#### Data entries ####
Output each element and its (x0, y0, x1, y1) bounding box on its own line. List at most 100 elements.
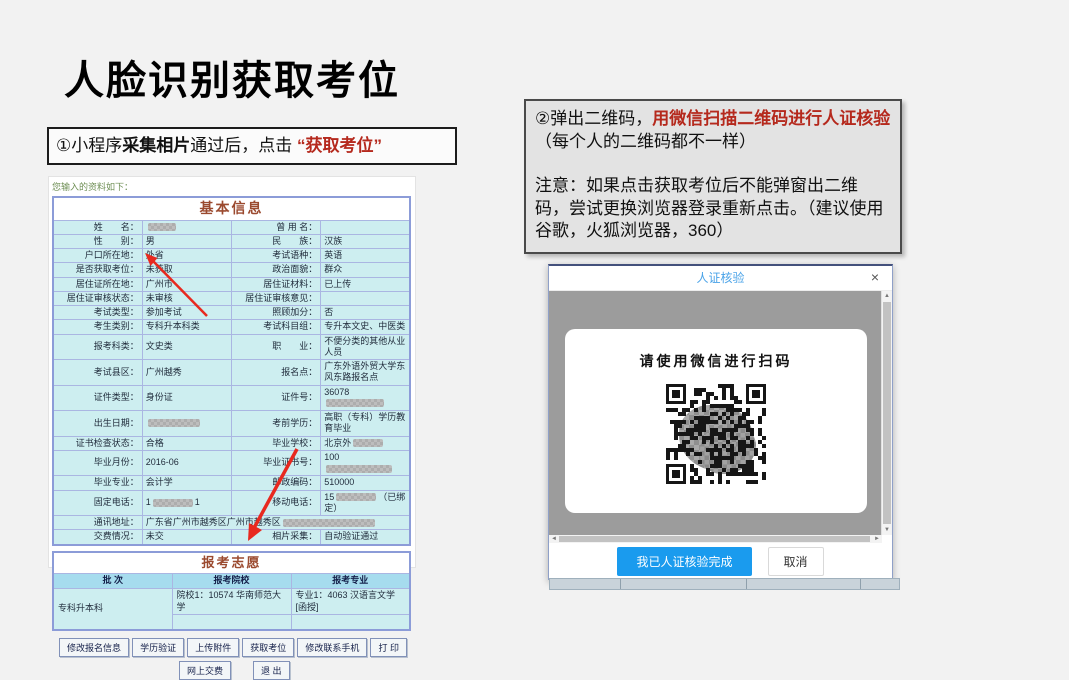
censored-value (326, 399, 384, 407)
step1-highlight: “获取考位” (297, 136, 382, 155)
qr-finder-icon (666, 464, 686, 484)
registration-form-screenshot: 您输入的资料如下： 基本信息 姓 名：曾 用 名：性 别：男民 族：汉族户口所在… (48, 176, 416, 568)
scroll-left-icon[interactable]: ◄ (549, 535, 559, 543)
form-button-修改联系手机[interactable]: 修改联系手机 (297, 638, 367, 657)
qr-finder-icon (666, 384, 686, 404)
form-row: 是否获取考位：未获取政治面貌：群众 (53, 263, 410, 277)
field-value: 不便分类的其他从业人员 (321, 334, 410, 360)
form-row: 出生日期：考前学历：高职（专科）学历教育毕业 (53, 411, 410, 437)
field-label: 移动电话： (232, 490, 321, 516)
field-label: 性 别： (53, 234, 142, 248)
field-value: 专科升本科类 (142, 320, 231, 334)
field-value: 北京外 (321, 436, 410, 450)
field-value: 专升本文史、中医类 (321, 320, 410, 334)
step2-instruction-box: ②弹出二维码，用微信扫描二维码进行人证核验（每个人的二维码都不一样） 注意：如果… (524, 99, 902, 254)
step1-prefix: ①小程序 (56, 136, 122, 155)
censored-value (283, 519, 375, 527)
form-button-学历验证[interactable]: 学历验证 (132, 638, 184, 657)
step1-instruction-box: ①小程序采集相片通过后，点击 “获取考位” (47, 127, 457, 165)
dialog-footer: 我已人证核验完成 取消 (549, 543, 892, 579)
form-row: 姓 名： 曾 用 名： (53, 220, 410, 234)
cancel-button[interactable]: 取消 (768, 547, 824, 576)
field-value: 广东省广州市越秀区广州市越秀区 (142, 516, 410, 530)
field-label: 毕业月份： (53, 450, 142, 476)
field-value: 15（已绑定） (321, 490, 410, 516)
field-label: 姓 名： (53, 220, 142, 234)
field-value: 36078 (321, 385, 410, 411)
dialog-titlebar: 人证核验 × (549, 266, 892, 291)
field-label: 毕业专业： (53, 476, 142, 490)
form-row: 户口所在地：外省考试语种：英语 (53, 249, 410, 263)
horizontal-scrollbar[interactable]: ◄ ► (549, 535, 882, 543)
field-value: 100 (321, 450, 410, 476)
field-label: 证书检查状态： (53, 436, 142, 450)
step2-highlight: 用微信扫描二维码进行人证核验 (652, 109, 890, 128)
form-buttons-row1: 修改报名信息学历验证上传附件获取考位修改联系手机打 印 (59, 638, 407, 657)
dialog-body: 请使用微信进行扫码 (549, 291, 882, 535)
field-label: 职 业： (232, 334, 321, 360)
censored-value (336, 493, 376, 501)
form-row: 毕业专业：会计学邮政编码：510000 (53, 476, 410, 490)
field-label: 曾 用 名： (232, 220, 321, 234)
field-label: 毕业学校： (232, 436, 321, 450)
verification-done-button[interactable]: 我已人证核验完成 (617, 547, 751, 576)
step2-prefix: ②弹出二维码， (535, 109, 652, 128)
form-button-打 印[interactable]: 打 印 (370, 638, 407, 657)
batch-value: 专科升本科 (53, 589, 172, 631)
field-label: 居住证审核意见： (232, 291, 321, 305)
background-table-strip (549, 578, 900, 590)
verification-dialog: 人证核验 × 请使用微信进行扫码 ▲ ▼ ◄ ► 我已人证核验完成 取消 (548, 264, 893, 580)
scroll-down-icon[interactable]: ▼ (882, 525, 892, 535)
field-value: 会计学 (142, 476, 231, 490)
censored-value (148, 223, 176, 231)
field-value: 已上传 (321, 277, 410, 291)
field-label: 考试县区： (53, 360, 142, 386)
form-buttons-row2: 网上交费 退 出 (179, 661, 415, 680)
scroll-right-icon[interactable]: ► (872, 535, 882, 543)
field-value: 11 (142, 490, 231, 516)
form-row: 居住证审核状态：未审核居住证审核意见： (53, 291, 410, 305)
form-row: 考试类型：参加考试照顾加分：否 (53, 306, 410, 320)
field-value: 合格 (142, 436, 231, 450)
field-label: 报名点： (232, 360, 321, 386)
field-label: 考试语种： (232, 249, 321, 263)
scroll-up-icon[interactable]: ▲ (882, 291, 892, 301)
field-value (321, 220, 410, 234)
form-button-上传附件[interactable]: 上传附件 (187, 638, 239, 657)
field-value: 群众 (321, 263, 410, 277)
form-button-退 出[interactable]: 退 出 (253, 661, 290, 680)
field-value: 身份证 (142, 385, 231, 411)
field-value: 自动验证通过 (321, 530, 410, 545)
field-label: 政治面貌： (232, 263, 321, 277)
field-value: 汉族 (321, 234, 410, 248)
form-button-获取考位[interactable]: 获取考位 (242, 638, 294, 657)
field-value: 未交 (142, 530, 231, 545)
vertical-scroll-thumb[interactable] (883, 302, 891, 524)
close-icon[interactable]: × (867, 266, 883, 290)
field-value: 高职（专科）学历教育毕业 (321, 411, 410, 437)
step2-note: 注意：如果点击获取考位后不能弹窗出二维码，尝试更换浏览器登录重新点击。（建议使用… (535, 175, 891, 243)
form-row: 固定电话：11移动电话：15（已绑定） (53, 490, 410, 516)
censored-value (153, 499, 193, 507)
horizontal-scroll-thumb[interactable] (559, 536, 870, 542)
qr-finder-icon (746, 384, 766, 404)
field-label: 居住证所在地： (53, 277, 142, 291)
step2-line1: ②弹出二维码，用微信扫描二维码进行人证核验（每个人的二维码都不一样） (535, 108, 891, 153)
qr-card: 请使用微信进行扫码 (565, 329, 867, 513)
field-value: 广东外语外贸大学东风东路报名点 (321, 360, 410, 386)
field-label: 交费情况： (53, 530, 142, 545)
form-row: 证书检查状态：合格毕业学校：北京外 (53, 436, 410, 450)
censored-value (148, 419, 200, 427)
field-label: 居住证材料： (232, 277, 321, 291)
field-value: 510000 (321, 476, 410, 490)
censored-value (326, 465, 392, 473)
page-title: 人脸识别获取考位 (64, 48, 400, 106)
step1-bold: 采集相片 (122, 136, 190, 155)
preferences-header-row: 批 次 报考院校 报考专业 (53, 574, 410, 589)
vertical-scrollbar[interactable]: ▲ ▼ (881, 291, 892, 535)
field-label: 报考科类： (53, 334, 142, 360)
field-value (142, 220, 231, 234)
form-button-网上交费[interactable]: 网上交费 (179, 661, 231, 680)
field-value: 参加考试 (142, 306, 231, 320)
form-button-修改报名信息[interactable]: 修改报名信息 (59, 638, 129, 657)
####
=== To do ===
Reproduce every line of the dataset rows above without changing anything, but leave the pictures out.

=== Answer to the problem ===
Output each element and its (x0, y0, x1, y1) bounding box on its own line. List at most 100 elements.
censored-value (326, 399, 384, 407)
step1-highlight: “获取考位” (297, 136, 382, 155)
qr-finder-icon (666, 464, 686, 484)
registration-form-screenshot: 您输入的资料如下： 基本信息 姓 名：曾 用 名：性 别：男民 族：汉族户口所在… (48, 176, 416, 568)
scroll-left-icon[interactable]: ◄ (549, 535, 559, 543)
form-button-修改联系手机[interactable]: 修改联系手机 (297, 638, 367, 657)
qr-finder-icon (666, 384, 686, 404)
form-row: 是否获取考位：未获取政治面貌：群众 (53, 263, 410, 277)
field-value: 不便分类的其他从业人员 (321, 334, 410, 360)
form-row: 出生日期：考前学历：高职（专科）学历教育毕业 (53, 411, 410, 437)
field-label: 移动电话： (232, 490, 321, 516)
field-label: 性 别： (53, 234, 142, 248)
field-value: 专科升本科类 (142, 320, 231, 334)
field-value: 北京外 (321, 436, 410, 450)
field-value: 专升本文史、中医类 (321, 320, 410, 334)
step2-instruction-box: ②弹出二维码，用微信扫描二维码进行人证核验（每个人的二维码都不一样） 注意：如果… (524, 99, 902, 254)
step1-prefix: ①小程序 (56, 136, 122, 155)
censored-value (283, 519, 375, 527)
form-button-学历验证[interactable]: 学历验证 (132, 638, 184, 657)
step1-instruction-box: ①小程序采集相片通过后，点击 “获取考位” (47, 127, 457, 165)
dialog-footer: 我已人证核验完成 取消 (549, 543, 892, 579)
form-row: 姓 名： 曾 用 名： (53, 220, 410, 234)
cancel-button[interactable]: 取消 (768, 547, 824, 576)
field-value: 广东省广州市越秀区广州市越秀区 (142, 516, 410, 530)
field-label: 毕业月份： (53, 450, 142, 476)
field-value: 15（已绑定） (321, 490, 410, 516)
field-label: 姓 名： (53, 220, 142, 234)
field-value: 36078 (321, 385, 410, 411)
dialog-titlebar: 人证核验 × (549, 266, 892, 291)
field-label: 毕业专业： (53, 476, 142, 490)
form-row: 户口所在地：外省考试语种：英语 (53, 249, 410, 263)
horizontal-scrollbar[interactable]: ◄ ► (549, 535, 882, 543)
field-value: 100 (321, 450, 410, 476)
field-label: 证书检查状态： (53, 436, 142, 450)
step2-highlight: 用微信扫描二维码进行人证核验 (652, 109, 890, 128)
form-buttons-row1: 修改报名信息学历验证上传附件获取考位修改联系手机打 印 (59, 638, 407, 657)
dialog-body: 请使用微信进行扫码 (549, 291, 882, 535)
field-label: 职 业： (232, 334, 321, 360)
censored-value (336, 493, 376, 501)
form-row: 毕业专业：会计学邮政编码：510000 (53, 476, 410, 490)
field-label: 曾 用 名： (232, 220, 321, 234)
field-label: 毕业学校： (232, 436, 321, 450)
verification-done-button[interactable]: 我已人证核验完成 (617, 547, 751, 576)
step2-prefix: ②弹出二维码， (535, 109, 652, 128)
form-button-打 印[interactable]: 打 印 (370, 638, 407, 657)
batch-value: 专科升本科 (53, 589, 172, 631)
field-label: 居住证审核意见： (232, 291, 321, 305)
background-table-strip (549, 578, 900, 590)
verification-dialog: 人证核验 × 请使用微信进行扫码 ▲ ▼ ◄ ► 我已人证核验完成 取消 (548, 264, 893, 580)
scroll-down-icon[interactable]: ▼ (882, 525, 892, 535)
field-value: 会计学 (142, 476, 231, 490)
censored-value (148, 223, 176, 231)
field-value: 已上传 (321, 277, 410, 291)
field-label: 考试县区： (53, 360, 142, 386)
form-buttons-row2: 网上交费 退 出 (179, 661, 415, 680)
scroll-right-icon[interactable]: ► (872, 535, 882, 543)
field-value: 11 (142, 490, 231, 516)
form-row: 居住证审核状态：未审核居住证审核意见： (53, 291, 410, 305)
form-row: 考试类型：参加考试照顾加分：否 (53, 306, 410, 320)
field-value: 合格 (142, 436, 231, 450)
field-label: 报名点： (232, 360, 321, 386)
field-label: 考试语种： (232, 249, 321, 263)
scroll-up-icon[interactable]: ▲ (882, 291, 892, 301)
field-value (321, 220, 410, 234)
form-button-上传附件[interactable]: 上传附件 (187, 638, 239, 657)
field-value: 群众 (321, 263, 410, 277)
form-button-退 出[interactable]: 退 出 (253, 661, 290, 680)
field-value: 身份证 (142, 385, 231, 411)
field-value: 自动验证通过 (321, 530, 410, 545)
field-label: 政治面貌： (232, 263, 321, 277)
field-value: 汉族 (321, 234, 410, 248)
form-button-获取考位[interactable]: 获取考位 (242, 638, 294, 657)
field-value: 未交 (142, 530, 231, 545)
vertical-scroll-thumb[interactable] (883, 302, 891, 524)
close-icon[interactable]: × (867, 266, 883, 290)
field-value: 高职（专科）学历教育毕业 (321, 411, 410, 437)
step2-note: 注意：如果点击获取考位后不能弹窗出二维码，尝试更换浏览器登录重新点击。（建议使用… (535, 175, 891, 243)
form-row: 固定电话：11移动电话：15（已绑定） (53, 490, 410, 516)
censored-value (153, 499, 193, 507)
horizontal-scroll-thumb[interactable] (559, 536, 870, 542)
qr-finder-icon (746, 384, 766, 404)
field-label: 居住证所在地： (53, 277, 142, 291)
step2-line1: ②弹出二维码，用微信扫描二维码进行人证核验（每个人的二维码都不一样） (535, 108, 891, 153)
qr-card: 请使用微信进行扫码 (565, 329, 867, 513)
field-value: 广东外语外贸大学东风东路报名点 (321, 360, 410, 386)
field-label: 交费情况： (53, 530, 142, 545)
form-row: 证书检查状态：合格毕业学校：北京外 (53, 436, 410, 450)
censored-value (148, 419, 200, 427)
field-label: 居住证材料： (232, 277, 321, 291)
field-value: 510000 (321, 476, 410, 490)
censored-value (326, 465, 392, 473)
page-title: 人脸识别获取考位 (64, 48, 400, 106)
step1-bold: 采集相片 (122, 136, 190, 155)
preferences-header-row: 批 次 报考院校 报考专业 (53, 574, 410, 589)
vertical-scrollbar[interactable]: ▲ ▼ (881, 291, 892, 535)
field-label: 报考科类： (53, 334, 142, 360)
field-value (142, 220, 231, 234)
form-button-网上交费[interactable]: 网上交费 (179, 661, 231, 680)
field-value: 参加考试 (142, 306, 231, 320)
form-button-修改报名信息[interactable]: 修改报名信息 (59, 638, 129, 657)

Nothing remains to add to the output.